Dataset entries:
'''
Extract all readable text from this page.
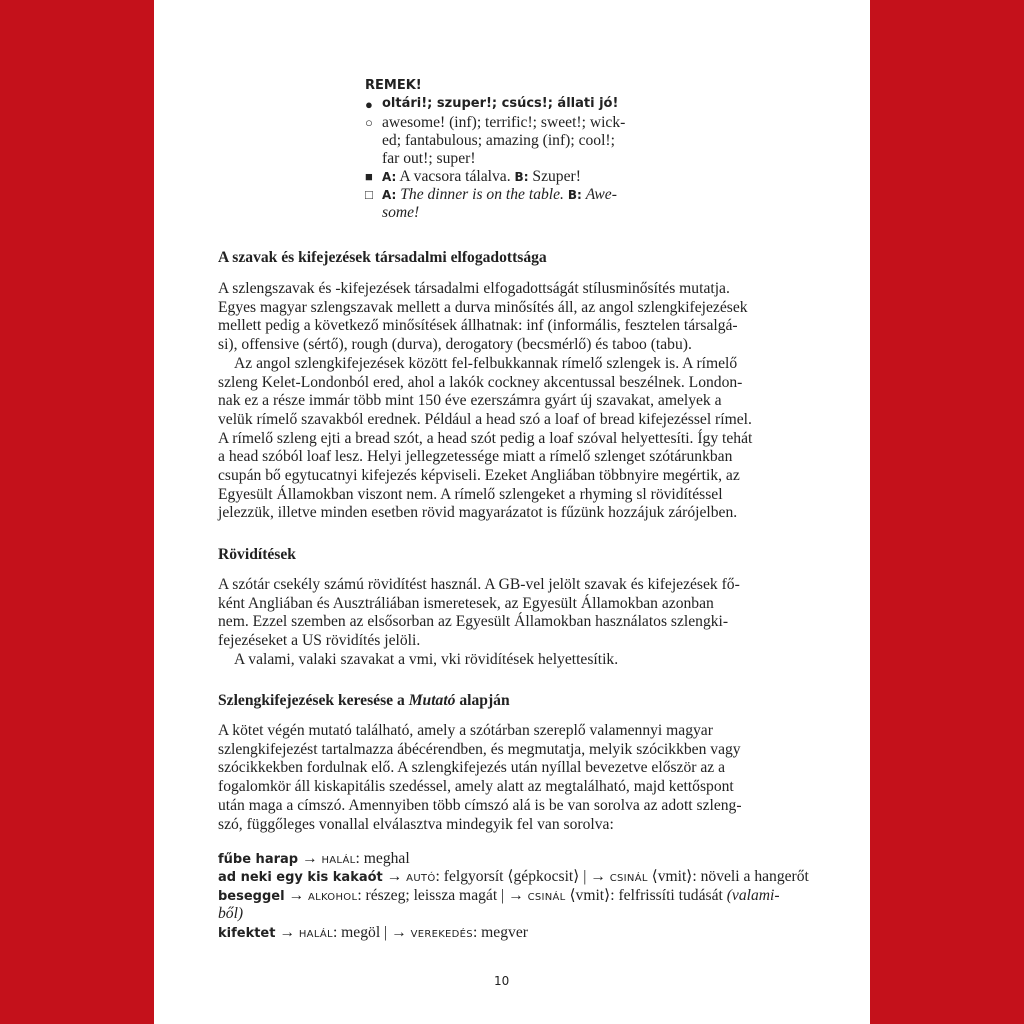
REMEK!
● oltári!; szuper!; csúcs!; állati jó!
○ awesome! (inf); terrific!; sweet!; wick-
ed; fantabulous; amazing (inf); cool!;
far out!; super!
■ A: A vacsora tálalva. B: Szuper!
□ A: The dinner is on the table. B: Awe-
some!
A szavak és kifejezések társadalmi elfogadottsága
A szlengszavak és -kifejezések társadalmi elfogadottságát stílusminősítés mutatja.
Egyes magyar szlengszavak mellett a durva minősítés áll, az angol szlengkifejezések
mellett pedig a következő minősítések állhatnak: inf (informális, fesztelen társalgá-
si), offensive (sértő), rough (durva), derogatory (becsmérlő) és taboo (tabu).
Az angol szlengkifejezések között fel-felbukkannak rímelő szlengek is. A rímelő
szleng Kelet-Londonból ered, ahol a lakók cockney akcentussal beszélnek. London-
nak ez a része immár több mint 150 éve ezerszámra gyárt új szavakat, amelyek a
velük rímelő szavakból erednek. Például a head szó a loaf of bread kifejezéssel rímel.
A rímelő szleng ejti a bread szót, a head szót pedig a loaf szóval helyettesíti. Így tehát
a head szóból loaf lesz. Helyi jellegzetessége miatt a rímelő szlenget szótárunkban
csupán bő egytucatnyi kifejezés képviseli. Ezeket Angliában többnyire megértik, az
Egyesült Államokban viszont nem. A rímelő szlengeket a rhyming sl rövidítéssel
jelezzük, illetve minden esetben rövid magyarázatot is fűzünk hozzájuk zárójelben.
Rövidítések
A szótár csekély számú rövidítést használ. A GB-vel jelölt szavak és kifejezések fő-
ként Angliában és Ausztráliában ismeretesek, az Egyesült Államokban azonban
nem. Ezzel szemben az elsősorban az Egyesült Államokban használatos szlengki-
fejezéseket a US rövidítés jelöli.
A valami, valaki szavakat a vmi, vki rövidítések helyettesítik.
Szlengkifejezések keresése a Mutató alapján
A kötet végén mutató található, amely a szótárban szereplő valamennyi magyar
szlengkifejezést tartalmazza ábécérendben, és megmutatja, melyik szócikkben vagy
szócikkekben fordulnak elő. A szlengkifejezés után nyíllal bevezetve először az a
fogalomkör áll kiskapitális szedéssel, amely alatt az megtalálható, majd kettőspont
után maga a címszó. Amennyiben több címszó alá is be van sorolva az adott szleng-
szó, függőleges vonallal elválasztva mindegyik fel van sorolva:
fűbe harap → HALÁL: meghal
ad neki egy kis kakaót → AUTÓ: felgyorsít ⟨gépkocsit⟩ | → CSINÁL ⟨vmit⟩: növeli a hangerőt
beseggel → ALKOHOL: részeg; leissza magát | → CSINÁL ⟨vmit⟩: felfrissíti tudását (valami-
ből)
kifektet → HALÁL: megöl | → VEREKEDÉS: megver
10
'''
Exercise task: Omit every picture, then reproduce the rest of the listing exactly.

Solution to this task:
Extract all readable text from this page.
REMEK!
● oltári!; szuper!; csúcs!; állati jó!
○ awesome! (inf); terrific!; sweet!; wick-
ed; fantabulous; amazing (inf); cool!;
far out!; super!
■ A: A vacsora tálalva. B: Szuper!
□ A: The dinner is on the table. B: Awe-
some!
A szavak és kifejezések társadalmi elfogadottsága
A szlengszavak és -kifejezések társadalmi elfogadottságát stílusminősítés mutatja.
Egyes magyar szlengszavak mellett a durva minősítés áll, az angol szlengkifejezések
mellett pedig a következő minősítések állhatnak: inf (informális, fesztelen társalgá-
si), offensive (sértő), rough (durva), derogatory (becsmérlő) és taboo (tabu).
Az angol szlengkifejezések között fel-felbukkannak rímelő szlengek is. A rímelő
szleng Kelet-Londonból ered, ahol a lakók cockney akcentussal beszélnek. London-
nak ez a része immár több mint 150 éve ezerszámra gyárt új szavakat, amelyek a
velük rímelő szavakból erednek. Például a head szó a loaf of bread kifejezéssel rímel.
A rímelő szleng ejti a bread szót, a head szót pedig a loaf szóval helyettesíti. Így tehát
a head szóból loaf lesz. Helyi jellegzetessége miatt a rímelő szlenget szótárunkban
csupán bő egytucatnyi kifejezés képviseli. Ezeket Angliában többnyire megértik, az
Egyesült Államokban viszont nem. A rímelő szlengeket a rhyming sl rövidítéssel
jelezzük, illetve minden esetben rövid magyarázatot is fűzünk hozzájuk zárójelben.
Rövidítések
A szótár csekély számú rövidítést használ. A GB-vel jelölt szavak és kifejezések fő-
ként Angliában és Ausztráliában ismeretesek, az Egyesült Államokban azonban
nem. Ezzel szemben az elsősorban az Egyesült Államokban használatos szlengki-
fejezéseket a US rövidítés jelöli.
A valami, valaki szavakat a vmi, vki rövidítések helyettesítik.
Szlengkifejezések keresése a Mutató alapján
A kötet végén mutató található, amely a szótárban szereplő valamennyi magyar
szlengkifejezést tartalmazza ábécérendben, és megmutatja, melyik szócikkben vagy
szócikkekben fordulnak elő. A szlengkifejezés után nyíllal bevezetve először az a
fogalomkör áll kiskapitális szedéssel, amely alatt az megtalálható, majd kettőspont
után maga a címszó. Amennyiben több címszó alá is be van sorolva az adott szleng-
szó, függőleges vonallal elválasztva mindegyik fel van sorolva:
fűbe harap → HALÁL: meghal
ad neki egy kis kakaót → AUTÓ: felgyorsít ⟨gépkocsit⟩ | → CSINÁL ⟨vmit⟩: növeli a hangerőt
beseggel → ALKOHOL: részeg; leissza magát | → CSINÁL ⟨vmit⟩: felfrissíti tudását (valami-
ből)
kifektet → HALÁL: megöl | → VEREKEDÉS: megver
10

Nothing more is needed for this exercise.